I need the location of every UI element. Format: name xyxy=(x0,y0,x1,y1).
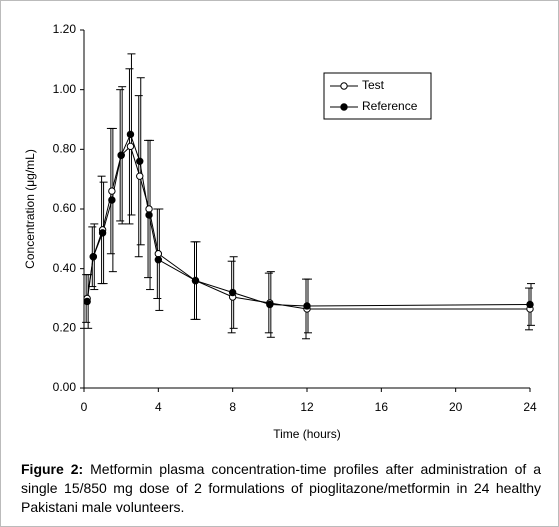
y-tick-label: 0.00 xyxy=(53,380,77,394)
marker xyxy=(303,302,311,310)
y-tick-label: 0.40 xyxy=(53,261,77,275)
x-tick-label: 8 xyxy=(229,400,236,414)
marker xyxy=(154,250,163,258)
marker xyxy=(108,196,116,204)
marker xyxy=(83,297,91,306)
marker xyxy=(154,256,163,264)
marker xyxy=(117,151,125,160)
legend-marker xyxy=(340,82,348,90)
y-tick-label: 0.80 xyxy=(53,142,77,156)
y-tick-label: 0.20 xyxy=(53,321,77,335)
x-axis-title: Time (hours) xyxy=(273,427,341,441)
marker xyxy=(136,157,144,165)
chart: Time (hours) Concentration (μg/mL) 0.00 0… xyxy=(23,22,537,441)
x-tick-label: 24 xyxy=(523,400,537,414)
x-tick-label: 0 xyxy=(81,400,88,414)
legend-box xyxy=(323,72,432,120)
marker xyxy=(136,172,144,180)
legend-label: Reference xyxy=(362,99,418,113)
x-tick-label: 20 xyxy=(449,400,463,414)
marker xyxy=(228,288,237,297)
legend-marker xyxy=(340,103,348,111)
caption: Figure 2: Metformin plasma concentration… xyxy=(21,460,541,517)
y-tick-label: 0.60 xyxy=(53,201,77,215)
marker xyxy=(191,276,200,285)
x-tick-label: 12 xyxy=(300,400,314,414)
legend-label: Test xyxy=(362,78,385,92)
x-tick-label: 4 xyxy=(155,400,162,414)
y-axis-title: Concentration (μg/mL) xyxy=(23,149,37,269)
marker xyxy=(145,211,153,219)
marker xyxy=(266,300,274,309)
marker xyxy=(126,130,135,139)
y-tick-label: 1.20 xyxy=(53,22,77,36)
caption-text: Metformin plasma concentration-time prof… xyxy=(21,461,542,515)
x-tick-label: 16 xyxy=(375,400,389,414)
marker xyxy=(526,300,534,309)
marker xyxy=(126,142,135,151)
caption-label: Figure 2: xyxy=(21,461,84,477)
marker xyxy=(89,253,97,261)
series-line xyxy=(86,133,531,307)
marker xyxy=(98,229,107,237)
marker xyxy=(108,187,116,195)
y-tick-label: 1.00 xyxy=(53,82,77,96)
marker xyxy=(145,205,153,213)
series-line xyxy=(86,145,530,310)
::::
Rewrite all of the rows above with "Reference" changed to "Comparator" and everything else left unchanged, and omit the picture from your answer.

- Written solution
I need the location of every UI element. Format: name xyxy=(x0,y0,x1,y1).
y-tick-label: 0.00 xyxy=(53,380,77,394)
marker xyxy=(303,302,311,310)
y-tick-label: 0.40 xyxy=(53,261,77,275)
x-tick-label: 8 xyxy=(229,400,236,414)
marker xyxy=(154,250,163,258)
marker xyxy=(108,196,116,204)
marker xyxy=(83,297,91,306)
marker xyxy=(154,256,163,264)
marker xyxy=(117,151,125,160)
legend-marker xyxy=(340,82,348,90)
y-tick-label: 0.80 xyxy=(53,142,77,156)
y-tick-label: 0.20 xyxy=(53,321,77,335)
x-axis-title: Time (hours) xyxy=(273,427,341,441)
marker xyxy=(136,157,144,165)
chart: Time (hours) Concentration (μg/mL) 0.00 0… xyxy=(23,22,537,441)
x-tick-label: 24 xyxy=(523,400,537,414)
x-tick-label: 0 xyxy=(81,400,88,414)
legend-box xyxy=(323,72,432,120)
marker xyxy=(136,172,144,180)
legend-label: Comparator xyxy=(362,99,418,113)
x-tick-label: 20 xyxy=(449,400,463,414)
marker xyxy=(228,288,237,297)
legend-marker xyxy=(340,103,348,111)
caption: Figure 2: Metformin plasma concentration… xyxy=(21,460,541,517)
y-tick-label: 0.60 xyxy=(53,201,77,215)
marker xyxy=(191,276,200,285)
x-tick-label: 12 xyxy=(300,400,314,414)
legend-label: Test xyxy=(362,78,385,92)
x-tick-label: 4 xyxy=(155,400,162,414)
y-axis-title: Concentration (μg/mL) xyxy=(23,149,37,269)
marker xyxy=(145,211,153,219)
marker xyxy=(266,300,274,309)
marker xyxy=(126,130,135,139)
y-tick-label: 1.20 xyxy=(53,22,77,36)
caption-text: Metformin plasma concentration-time prof… xyxy=(21,461,542,515)
x-tick-label: 16 xyxy=(375,400,389,414)
marker xyxy=(526,300,534,309)
marker xyxy=(126,142,135,151)
caption-label: Figure 2: xyxy=(21,461,84,477)
marker xyxy=(89,253,97,261)
series-line xyxy=(86,133,531,307)
marker xyxy=(98,229,107,237)
marker xyxy=(108,187,116,195)
y-tick-label: 1.00 xyxy=(53,82,77,96)
marker xyxy=(145,205,153,213)
series-line xyxy=(86,145,530,310)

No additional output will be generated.